__PAGE TEXT__
Jahanshahi and Chen aren’t the first to try to streamline the tedious manual process of spotting cracks in nuclear reactors’ steel surfaces. Other methods, which are designed to examine individual frames within the inspection videos, often miss tiny cracks, which are hard to tell apart from other anomalies like welds and scratches.
AI Detects Cracks in Nuclear Power Plants
The Purdue system – called CRAQ, for crack recognition and quantification – avoids this pitfall by fusing information from multiple video frames to find changes in the texture of the steel that might indicate cracks. Video makes it possible to see cracks under different lighting conditions and at different angles.

__Element and region data__
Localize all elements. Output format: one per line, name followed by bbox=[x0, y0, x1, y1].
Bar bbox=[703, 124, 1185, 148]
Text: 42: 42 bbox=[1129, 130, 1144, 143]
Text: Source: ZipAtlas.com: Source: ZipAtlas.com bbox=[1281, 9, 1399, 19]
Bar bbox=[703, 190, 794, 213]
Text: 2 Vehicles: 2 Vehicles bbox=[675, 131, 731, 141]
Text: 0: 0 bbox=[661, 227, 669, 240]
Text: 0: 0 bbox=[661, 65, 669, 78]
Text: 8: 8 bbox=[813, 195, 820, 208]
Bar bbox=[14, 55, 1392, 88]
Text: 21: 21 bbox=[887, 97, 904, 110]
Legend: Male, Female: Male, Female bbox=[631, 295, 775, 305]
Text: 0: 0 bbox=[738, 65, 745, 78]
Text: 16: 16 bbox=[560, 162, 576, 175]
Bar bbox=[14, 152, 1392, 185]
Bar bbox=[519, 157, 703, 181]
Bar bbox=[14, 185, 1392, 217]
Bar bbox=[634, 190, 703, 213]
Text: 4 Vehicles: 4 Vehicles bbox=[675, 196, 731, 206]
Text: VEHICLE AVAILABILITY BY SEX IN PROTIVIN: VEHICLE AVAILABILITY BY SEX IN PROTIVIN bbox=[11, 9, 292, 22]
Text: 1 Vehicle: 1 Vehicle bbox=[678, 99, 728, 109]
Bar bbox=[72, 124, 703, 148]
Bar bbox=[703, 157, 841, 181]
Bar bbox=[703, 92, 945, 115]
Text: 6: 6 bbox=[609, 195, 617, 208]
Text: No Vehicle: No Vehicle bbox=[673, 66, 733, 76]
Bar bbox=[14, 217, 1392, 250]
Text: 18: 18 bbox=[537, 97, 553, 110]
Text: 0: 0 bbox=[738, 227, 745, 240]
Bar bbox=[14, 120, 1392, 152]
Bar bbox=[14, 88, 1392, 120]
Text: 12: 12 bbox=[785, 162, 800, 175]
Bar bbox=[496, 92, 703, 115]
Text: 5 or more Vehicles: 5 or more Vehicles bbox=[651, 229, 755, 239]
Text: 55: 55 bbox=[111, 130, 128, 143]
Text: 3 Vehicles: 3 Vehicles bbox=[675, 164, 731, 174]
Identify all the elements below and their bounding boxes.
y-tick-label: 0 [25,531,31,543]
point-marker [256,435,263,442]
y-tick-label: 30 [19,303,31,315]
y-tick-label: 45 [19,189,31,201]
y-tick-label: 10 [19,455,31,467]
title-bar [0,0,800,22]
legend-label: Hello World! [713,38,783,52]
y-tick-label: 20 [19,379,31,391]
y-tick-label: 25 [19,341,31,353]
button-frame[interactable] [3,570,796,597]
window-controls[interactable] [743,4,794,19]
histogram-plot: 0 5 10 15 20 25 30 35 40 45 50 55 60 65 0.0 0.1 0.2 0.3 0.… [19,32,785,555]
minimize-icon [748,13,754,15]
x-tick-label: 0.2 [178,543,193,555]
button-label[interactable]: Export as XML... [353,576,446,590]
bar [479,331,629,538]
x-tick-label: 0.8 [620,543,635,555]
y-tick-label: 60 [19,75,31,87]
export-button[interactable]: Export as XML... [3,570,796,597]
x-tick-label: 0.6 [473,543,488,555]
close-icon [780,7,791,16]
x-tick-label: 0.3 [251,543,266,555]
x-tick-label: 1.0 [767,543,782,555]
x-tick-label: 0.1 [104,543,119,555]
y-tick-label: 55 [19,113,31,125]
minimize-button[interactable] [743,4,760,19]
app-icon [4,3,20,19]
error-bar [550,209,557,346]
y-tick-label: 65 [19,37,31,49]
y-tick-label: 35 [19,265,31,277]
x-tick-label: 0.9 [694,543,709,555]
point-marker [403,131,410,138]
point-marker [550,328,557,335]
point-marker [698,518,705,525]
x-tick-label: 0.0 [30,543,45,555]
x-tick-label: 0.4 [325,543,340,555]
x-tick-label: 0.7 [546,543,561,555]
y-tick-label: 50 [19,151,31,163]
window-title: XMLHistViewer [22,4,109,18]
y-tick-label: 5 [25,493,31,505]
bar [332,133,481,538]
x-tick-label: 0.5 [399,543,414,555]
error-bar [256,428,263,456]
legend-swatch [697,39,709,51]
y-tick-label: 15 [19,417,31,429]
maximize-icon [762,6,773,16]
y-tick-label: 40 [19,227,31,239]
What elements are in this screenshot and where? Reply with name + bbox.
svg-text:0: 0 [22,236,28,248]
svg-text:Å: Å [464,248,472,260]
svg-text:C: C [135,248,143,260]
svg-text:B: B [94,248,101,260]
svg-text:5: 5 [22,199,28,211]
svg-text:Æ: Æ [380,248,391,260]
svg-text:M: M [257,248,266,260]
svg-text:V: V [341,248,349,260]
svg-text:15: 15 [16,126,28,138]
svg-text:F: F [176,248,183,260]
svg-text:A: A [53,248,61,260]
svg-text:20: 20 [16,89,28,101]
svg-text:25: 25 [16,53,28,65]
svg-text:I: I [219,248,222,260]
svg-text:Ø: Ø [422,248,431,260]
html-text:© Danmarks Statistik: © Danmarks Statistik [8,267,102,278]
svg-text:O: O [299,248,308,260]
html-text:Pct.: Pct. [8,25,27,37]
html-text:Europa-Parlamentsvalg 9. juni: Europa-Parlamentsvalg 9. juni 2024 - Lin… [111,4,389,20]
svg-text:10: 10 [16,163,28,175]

__EXERCISES__
(1) Reproduce the passage on crack detection in nuclear reactors from "Jahanshahi and Chen" up to and including "at different angles.".
(2) Decide whether each statement agrees with the passage on crack detection in nuclear reactors, answering yes or no and quoting the words of the passage that decide it. (a) CRAQ stands for crack recognition and quantification. (b) The other methods that examine individual frames reliably catch tiny cracks. (c) Video allows cracks to be seen under different lighting conditions and at different angles.
(3) Write what comes next in the passage on crack detection in nuclear reactors, starting after its final sentence.

__RESPONSES__
(1)
Jahanshahi and Chen aren’t the first to try to streamline the tedious manual process of spotting cracks in nuclear reactors’ steel surfaces. Other methods, which are designed to examine individual frames within the inspection videos, often miss tiny cracks, which are hard to tell apart from other anomalies like welds and scratches.
AI Detects Cracks in Nuclear Power Plants
The Purdue system – called CRAQ, for crack recognition and quantification – avoids this pitfall by fusing information from multiple video frames to find changes in the texture of the steel that might indicate cracks. Video makes it possible to see cracks under different lighting conditions and at different angles.

(2)
(a) Yes: "called CRAQ, for crack recognition and quantification"
(b) No: "often miss tiny cracks, which are hard to tell apart from other anomalies like welds and scratches"
(c) Yes: "Video makes it possible to see cracks under different lighting conditions and at different angles."

(3)
The researchers developed their initial system using machine learning techniques, but they are now creating deep learning algorithms to improve accuracy. The team is training its algorithms of several thousand frames of inspection videos using the CUDA parallel computing platform, the Pascal architecture-based NVIDIA TITAN X and GeForce GTX 1070 GPUs and cuDNN.
Jahanshahi hopes the deep learning approach will improve the state of the U.S. infrastructure, which recently received a disappointing D+ grade from the American Society of Civil Engineers.
“With the increasing computational capabilities of computers with GPUs, we can now use computer vision, image processing and deep learning to tackle this problem,” he said.